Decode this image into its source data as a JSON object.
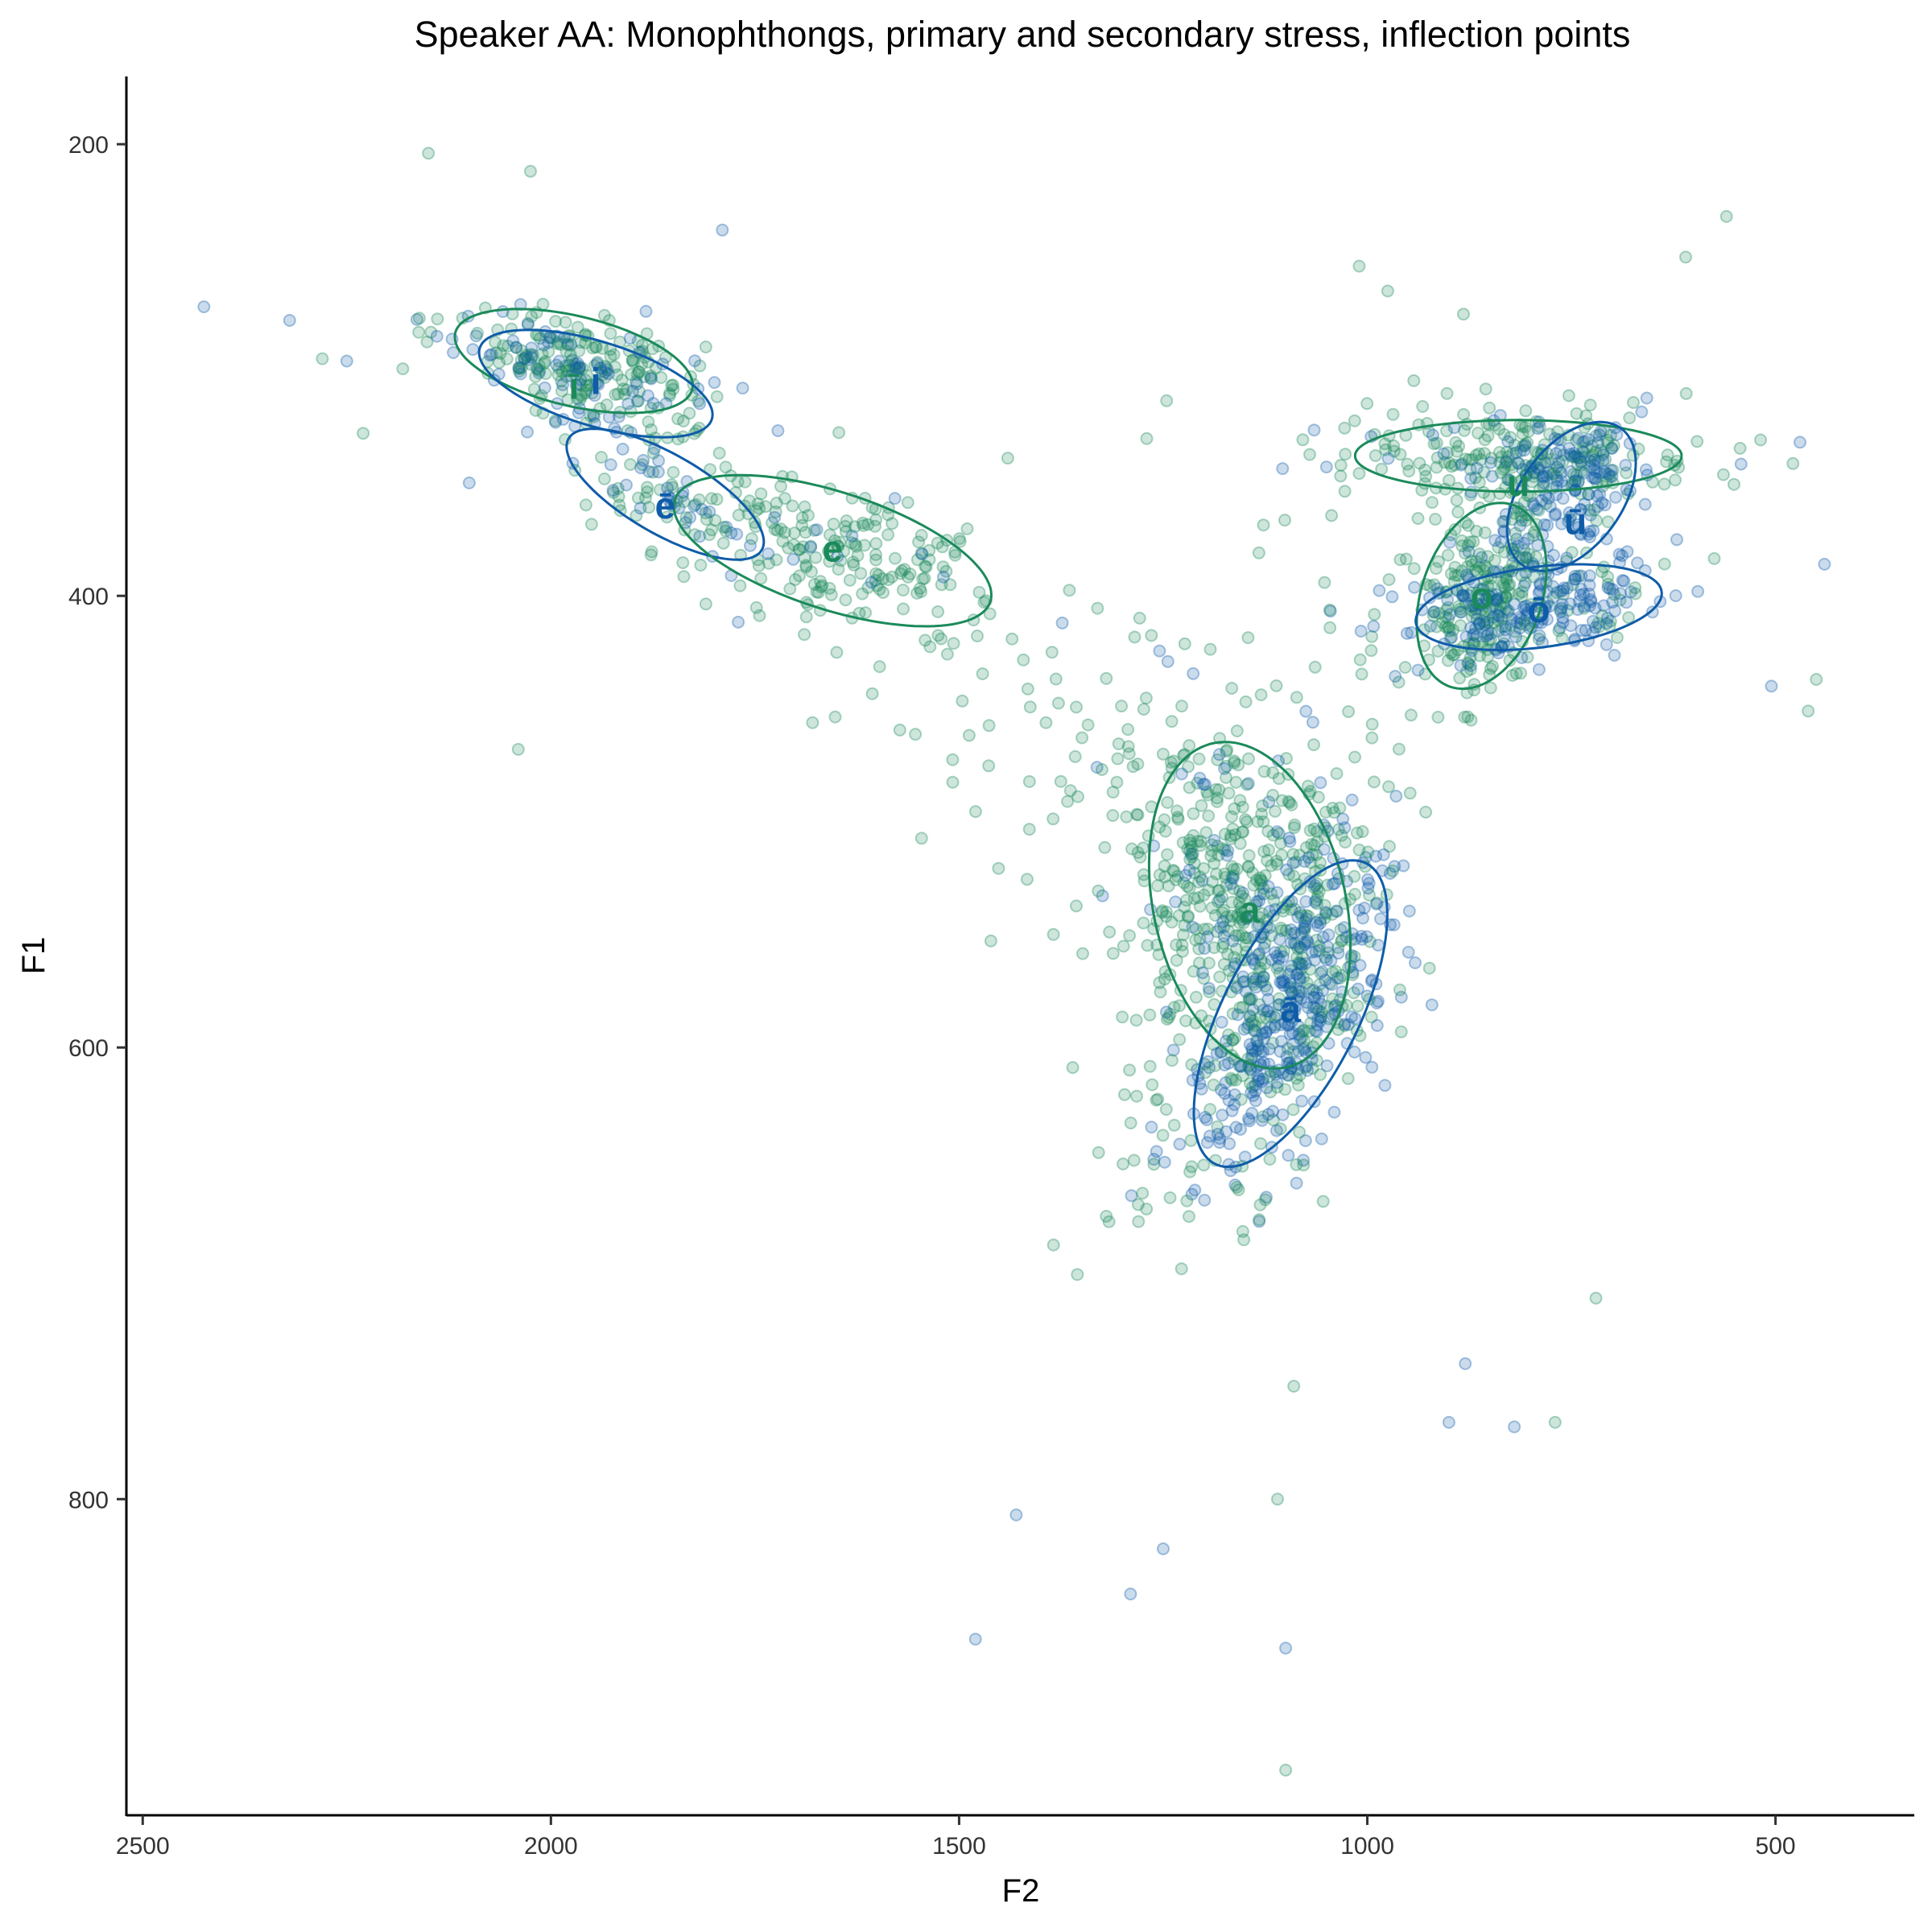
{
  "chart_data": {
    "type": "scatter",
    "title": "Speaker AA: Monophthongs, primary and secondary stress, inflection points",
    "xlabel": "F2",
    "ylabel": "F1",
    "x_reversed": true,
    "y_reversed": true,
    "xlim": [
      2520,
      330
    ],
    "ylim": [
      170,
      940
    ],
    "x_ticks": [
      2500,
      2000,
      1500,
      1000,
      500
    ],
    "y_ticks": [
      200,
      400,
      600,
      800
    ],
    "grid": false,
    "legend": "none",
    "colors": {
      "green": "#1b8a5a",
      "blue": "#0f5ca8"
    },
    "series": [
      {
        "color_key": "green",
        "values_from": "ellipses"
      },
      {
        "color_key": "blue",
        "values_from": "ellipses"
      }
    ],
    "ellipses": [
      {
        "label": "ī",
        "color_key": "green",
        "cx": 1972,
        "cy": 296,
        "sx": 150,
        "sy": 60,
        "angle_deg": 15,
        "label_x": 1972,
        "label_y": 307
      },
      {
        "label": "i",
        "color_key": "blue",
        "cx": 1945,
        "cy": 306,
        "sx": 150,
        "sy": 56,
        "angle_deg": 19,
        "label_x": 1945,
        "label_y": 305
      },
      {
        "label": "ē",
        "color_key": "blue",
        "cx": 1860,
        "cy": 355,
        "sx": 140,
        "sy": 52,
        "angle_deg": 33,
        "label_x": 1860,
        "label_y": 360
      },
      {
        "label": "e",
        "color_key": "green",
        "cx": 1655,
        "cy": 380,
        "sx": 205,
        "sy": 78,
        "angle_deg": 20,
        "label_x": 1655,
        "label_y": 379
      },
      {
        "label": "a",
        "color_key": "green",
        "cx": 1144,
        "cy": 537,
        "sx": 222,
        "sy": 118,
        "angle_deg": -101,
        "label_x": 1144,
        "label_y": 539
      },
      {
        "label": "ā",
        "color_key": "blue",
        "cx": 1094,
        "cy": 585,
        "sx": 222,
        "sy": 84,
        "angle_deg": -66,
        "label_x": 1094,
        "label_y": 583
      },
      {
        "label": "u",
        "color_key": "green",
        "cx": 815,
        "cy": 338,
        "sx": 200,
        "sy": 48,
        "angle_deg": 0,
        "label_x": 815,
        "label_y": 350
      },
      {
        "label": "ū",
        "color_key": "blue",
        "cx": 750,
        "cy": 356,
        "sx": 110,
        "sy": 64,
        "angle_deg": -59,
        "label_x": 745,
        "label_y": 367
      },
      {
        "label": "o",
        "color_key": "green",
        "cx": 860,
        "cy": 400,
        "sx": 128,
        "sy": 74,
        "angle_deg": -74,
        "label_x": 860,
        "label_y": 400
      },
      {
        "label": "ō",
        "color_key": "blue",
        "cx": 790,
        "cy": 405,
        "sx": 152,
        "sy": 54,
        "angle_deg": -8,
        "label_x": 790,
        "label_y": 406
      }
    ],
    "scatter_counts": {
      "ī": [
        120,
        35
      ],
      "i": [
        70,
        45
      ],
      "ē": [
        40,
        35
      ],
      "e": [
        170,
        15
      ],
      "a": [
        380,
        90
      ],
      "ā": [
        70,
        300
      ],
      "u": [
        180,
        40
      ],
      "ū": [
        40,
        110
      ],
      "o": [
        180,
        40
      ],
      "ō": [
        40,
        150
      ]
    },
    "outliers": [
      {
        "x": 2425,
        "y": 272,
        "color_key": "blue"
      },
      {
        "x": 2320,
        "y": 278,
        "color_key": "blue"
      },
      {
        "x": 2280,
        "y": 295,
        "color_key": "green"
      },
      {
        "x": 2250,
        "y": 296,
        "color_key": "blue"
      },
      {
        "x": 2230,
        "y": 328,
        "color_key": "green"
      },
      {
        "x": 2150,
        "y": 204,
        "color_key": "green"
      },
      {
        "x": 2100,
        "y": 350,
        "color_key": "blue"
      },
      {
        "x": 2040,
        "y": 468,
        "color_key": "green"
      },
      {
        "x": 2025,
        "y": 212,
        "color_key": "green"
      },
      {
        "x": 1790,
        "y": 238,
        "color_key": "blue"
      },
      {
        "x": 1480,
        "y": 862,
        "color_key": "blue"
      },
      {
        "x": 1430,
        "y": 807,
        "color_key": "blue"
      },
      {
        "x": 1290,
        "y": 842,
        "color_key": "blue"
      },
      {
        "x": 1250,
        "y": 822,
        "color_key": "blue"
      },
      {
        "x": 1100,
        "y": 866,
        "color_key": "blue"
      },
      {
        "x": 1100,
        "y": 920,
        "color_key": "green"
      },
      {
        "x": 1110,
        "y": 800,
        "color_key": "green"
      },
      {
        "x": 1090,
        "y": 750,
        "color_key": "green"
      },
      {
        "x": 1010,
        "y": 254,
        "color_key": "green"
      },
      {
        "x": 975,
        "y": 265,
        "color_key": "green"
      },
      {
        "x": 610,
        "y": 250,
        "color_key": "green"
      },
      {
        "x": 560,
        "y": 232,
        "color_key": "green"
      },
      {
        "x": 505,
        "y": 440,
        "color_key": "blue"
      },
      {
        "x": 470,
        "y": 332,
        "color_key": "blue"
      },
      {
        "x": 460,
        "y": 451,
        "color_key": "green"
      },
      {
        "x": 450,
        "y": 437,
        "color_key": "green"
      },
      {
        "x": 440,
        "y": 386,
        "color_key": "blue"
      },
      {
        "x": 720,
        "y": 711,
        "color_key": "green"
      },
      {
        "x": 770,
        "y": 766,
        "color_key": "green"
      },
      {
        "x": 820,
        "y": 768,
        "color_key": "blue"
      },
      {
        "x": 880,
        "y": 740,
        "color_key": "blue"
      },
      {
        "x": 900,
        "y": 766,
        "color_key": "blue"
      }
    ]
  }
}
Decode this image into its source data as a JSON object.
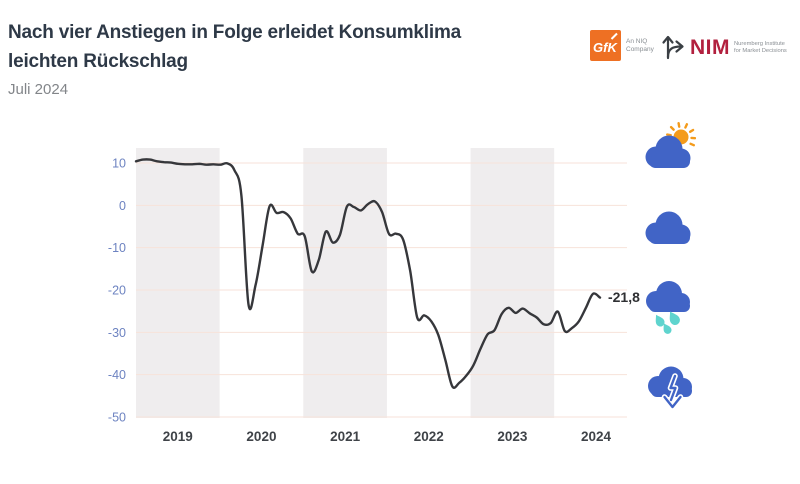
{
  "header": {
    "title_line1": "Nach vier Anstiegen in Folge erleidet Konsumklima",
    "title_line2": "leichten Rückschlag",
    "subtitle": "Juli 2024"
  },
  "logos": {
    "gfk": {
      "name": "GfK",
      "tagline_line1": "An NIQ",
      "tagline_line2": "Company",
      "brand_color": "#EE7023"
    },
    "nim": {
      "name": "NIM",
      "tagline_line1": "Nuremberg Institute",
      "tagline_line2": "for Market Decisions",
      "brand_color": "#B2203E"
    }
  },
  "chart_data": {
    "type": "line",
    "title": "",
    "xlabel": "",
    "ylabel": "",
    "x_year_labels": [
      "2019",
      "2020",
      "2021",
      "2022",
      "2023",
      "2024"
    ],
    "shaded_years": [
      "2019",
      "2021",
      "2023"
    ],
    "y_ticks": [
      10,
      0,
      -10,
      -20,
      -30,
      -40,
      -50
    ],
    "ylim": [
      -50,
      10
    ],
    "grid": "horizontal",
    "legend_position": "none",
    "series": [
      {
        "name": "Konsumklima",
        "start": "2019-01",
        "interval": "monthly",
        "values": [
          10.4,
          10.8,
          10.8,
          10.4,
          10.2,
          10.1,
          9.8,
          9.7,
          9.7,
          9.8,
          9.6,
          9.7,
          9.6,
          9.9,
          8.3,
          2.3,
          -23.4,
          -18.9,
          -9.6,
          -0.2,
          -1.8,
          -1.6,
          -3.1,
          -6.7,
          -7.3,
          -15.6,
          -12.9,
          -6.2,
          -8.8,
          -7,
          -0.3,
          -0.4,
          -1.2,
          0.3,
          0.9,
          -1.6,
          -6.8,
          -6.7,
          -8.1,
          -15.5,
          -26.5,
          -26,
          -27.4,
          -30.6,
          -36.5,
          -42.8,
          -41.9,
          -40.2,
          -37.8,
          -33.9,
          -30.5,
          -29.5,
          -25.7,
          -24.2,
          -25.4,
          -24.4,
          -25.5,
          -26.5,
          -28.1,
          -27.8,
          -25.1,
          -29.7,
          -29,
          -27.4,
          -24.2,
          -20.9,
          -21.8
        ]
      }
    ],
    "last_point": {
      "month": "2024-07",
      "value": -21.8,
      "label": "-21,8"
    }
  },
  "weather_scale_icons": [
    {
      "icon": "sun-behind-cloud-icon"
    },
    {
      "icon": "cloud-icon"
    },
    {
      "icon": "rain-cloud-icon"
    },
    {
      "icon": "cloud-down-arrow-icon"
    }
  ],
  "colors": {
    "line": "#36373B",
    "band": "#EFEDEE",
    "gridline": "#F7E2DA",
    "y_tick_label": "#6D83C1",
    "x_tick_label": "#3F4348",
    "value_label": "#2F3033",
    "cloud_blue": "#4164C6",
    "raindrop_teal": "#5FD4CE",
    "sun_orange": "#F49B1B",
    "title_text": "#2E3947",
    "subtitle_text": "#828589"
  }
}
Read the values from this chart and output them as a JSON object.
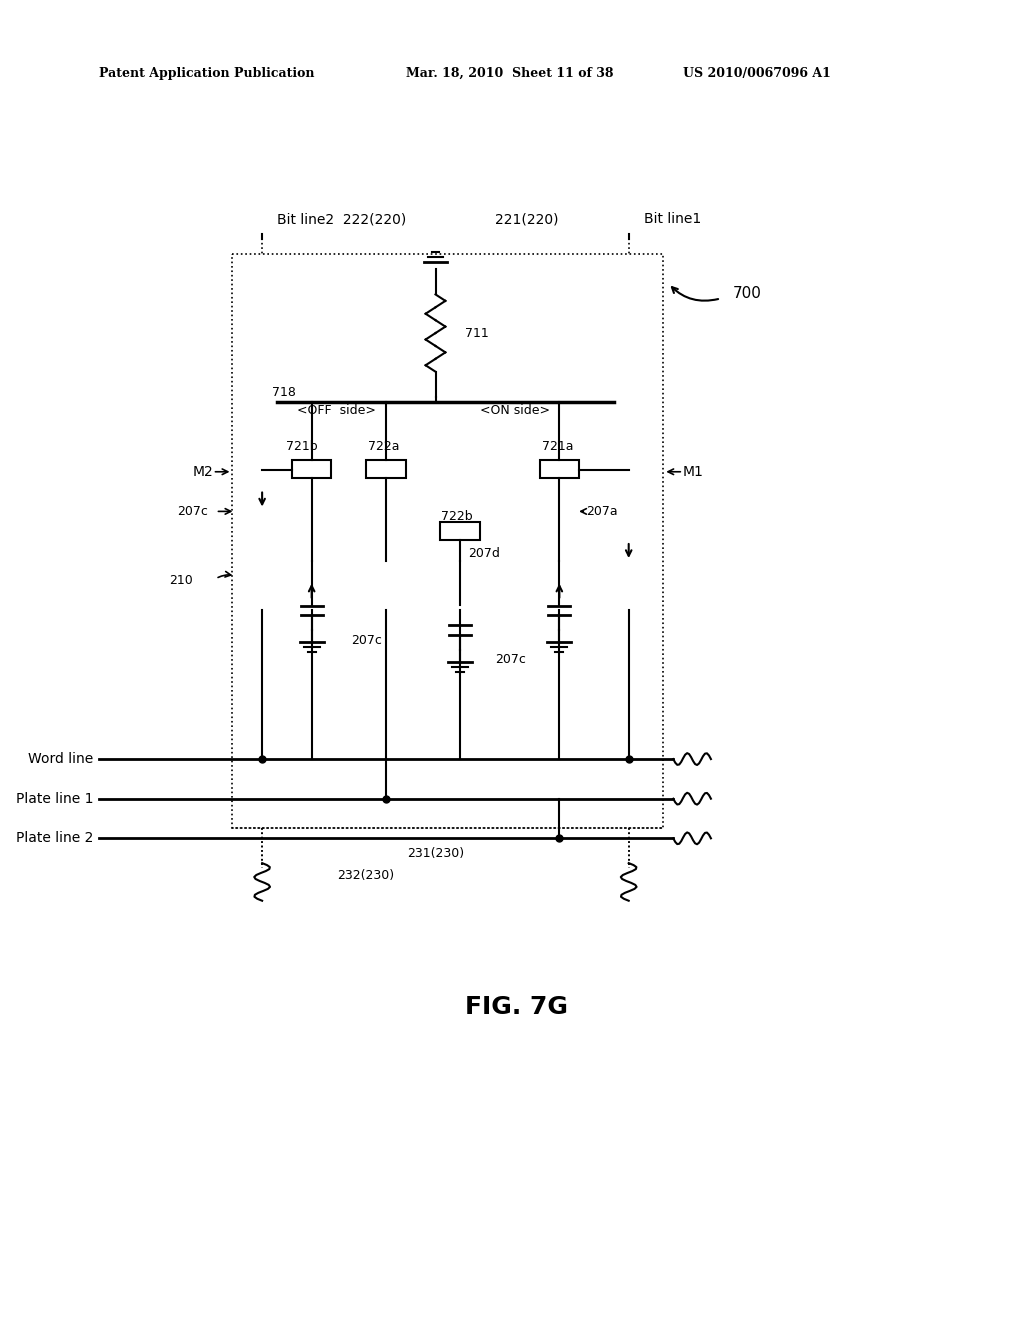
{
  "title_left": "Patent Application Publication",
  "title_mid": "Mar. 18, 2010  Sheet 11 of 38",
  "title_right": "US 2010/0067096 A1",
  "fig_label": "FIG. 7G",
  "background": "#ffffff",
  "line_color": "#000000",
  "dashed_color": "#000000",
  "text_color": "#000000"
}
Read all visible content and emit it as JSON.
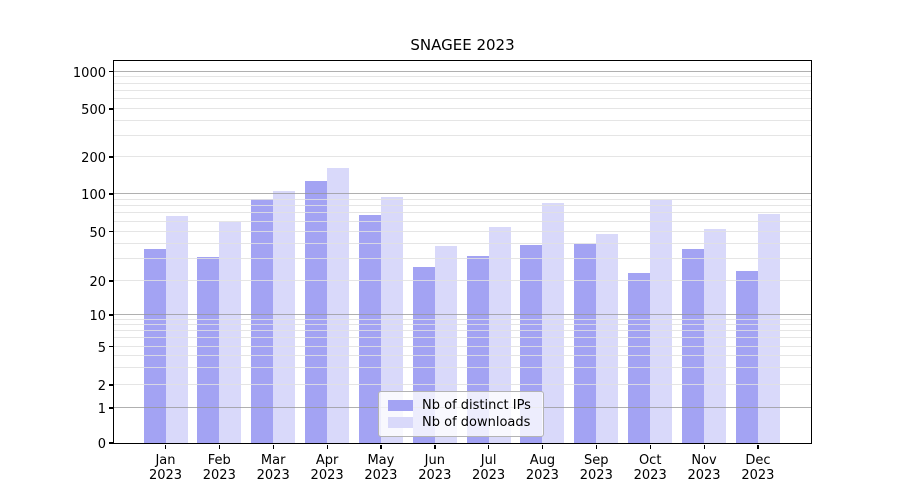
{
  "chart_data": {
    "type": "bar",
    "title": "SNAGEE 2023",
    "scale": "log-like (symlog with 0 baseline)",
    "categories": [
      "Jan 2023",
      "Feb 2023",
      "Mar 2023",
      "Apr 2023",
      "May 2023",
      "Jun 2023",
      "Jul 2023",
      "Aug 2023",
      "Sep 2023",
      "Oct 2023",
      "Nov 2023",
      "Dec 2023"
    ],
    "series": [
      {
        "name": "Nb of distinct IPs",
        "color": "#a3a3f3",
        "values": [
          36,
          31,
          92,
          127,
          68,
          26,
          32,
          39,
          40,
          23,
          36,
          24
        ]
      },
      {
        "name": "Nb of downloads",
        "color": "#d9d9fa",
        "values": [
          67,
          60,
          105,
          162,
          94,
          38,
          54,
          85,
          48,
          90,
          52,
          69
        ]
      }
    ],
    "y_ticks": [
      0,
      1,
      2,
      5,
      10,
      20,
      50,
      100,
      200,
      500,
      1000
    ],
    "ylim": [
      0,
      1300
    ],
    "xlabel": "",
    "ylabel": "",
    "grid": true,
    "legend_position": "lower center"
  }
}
□ □ □ □ □
Problem description >> Reproduce exactly, and only, the lines from the one containing "Read all visible content and emit it as JSON." through the last line of the records above, both included, leaving out any pictures.

Answer to this exercise >>
Read all visible content and emit it as JSON.
{
  "chart_data": {
    "type": "bar",
    "title": "SNAGEE 2023",
    "scale": "log-like (symlog with 0 baseline)",
    "categories": [
      "Jan 2023",
      "Feb 2023",
      "Mar 2023",
      "Apr 2023",
      "May 2023",
      "Jun 2023",
      "Jul 2023",
      "Aug 2023",
      "Sep 2023",
      "Oct 2023",
      "Nov 2023",
      "Dec 2023"
    ],
    "series": [
      {
        "name": "Nb of distinct IPs",
        "color": "#a3a3f3",
        "values": [
          36,
          31,
          92,
          127,
          68,
          26,
          32,
          39,
          40,
          23,
          36,
          24
        ]
      },
      {
        "name": "Nb of downloads",
        "color": "#d9d9fa",
        "values": [
          67,
          60,
          105,
          162,
          94,
          38,
          54,
          85,
          48,
          90,
          52,
          69
        ]
      }
    ],
    "y_ticks": [
      0,
      1,
      2,
      5,
      10,
      20,
      50,
      100,
      200,
      500,
      1000
    ],
    "ylim": [
      0,
      1300
    ],
    "xlabel": "",
    "ylabel": "",
    "grid": true,
    "legend_position": "lower center"
  }
}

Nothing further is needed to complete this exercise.